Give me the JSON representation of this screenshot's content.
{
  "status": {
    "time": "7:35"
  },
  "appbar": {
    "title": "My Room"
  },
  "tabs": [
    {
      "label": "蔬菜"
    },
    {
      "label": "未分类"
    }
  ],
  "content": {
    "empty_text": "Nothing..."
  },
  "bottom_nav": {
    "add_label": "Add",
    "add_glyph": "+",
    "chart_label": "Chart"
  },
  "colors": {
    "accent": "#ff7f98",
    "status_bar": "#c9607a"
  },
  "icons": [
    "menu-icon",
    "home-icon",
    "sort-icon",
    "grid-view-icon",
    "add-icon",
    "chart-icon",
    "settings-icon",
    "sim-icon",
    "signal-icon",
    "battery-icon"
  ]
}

(Set task)
Reproduce the entire listing word for word.

(Task solution)
Give me the JSON representation of this screenshot's content.
{
  "status": {
    "time": "7:35"
  },
  "appbar": {
    "title": "My Room"
  },
  "tabs": [
    {
      "label": "蔬菜"
    },
    {
      "label": "未分类"
    }
  ],
  "content": {
    "empty_text": "Nothing..."
  },
  "bottom_nav": {
    "add_label": "Add",
    "add_glyph": "+",
    "chart_label": "Chart"
  },
  "colors": {
    "accent": "#ff7f98",
    "status_bar": "#c9607a"
  },
  "icons": [
    "menu-icon",
    "home-icon",
    "sort-icon",
    "grid-view-icon",
    "add-icon",
    "chart-icon",
    "settings-icon",
    "sim-icon",
    "signal-icon",
    "battery-icon"
  ]
}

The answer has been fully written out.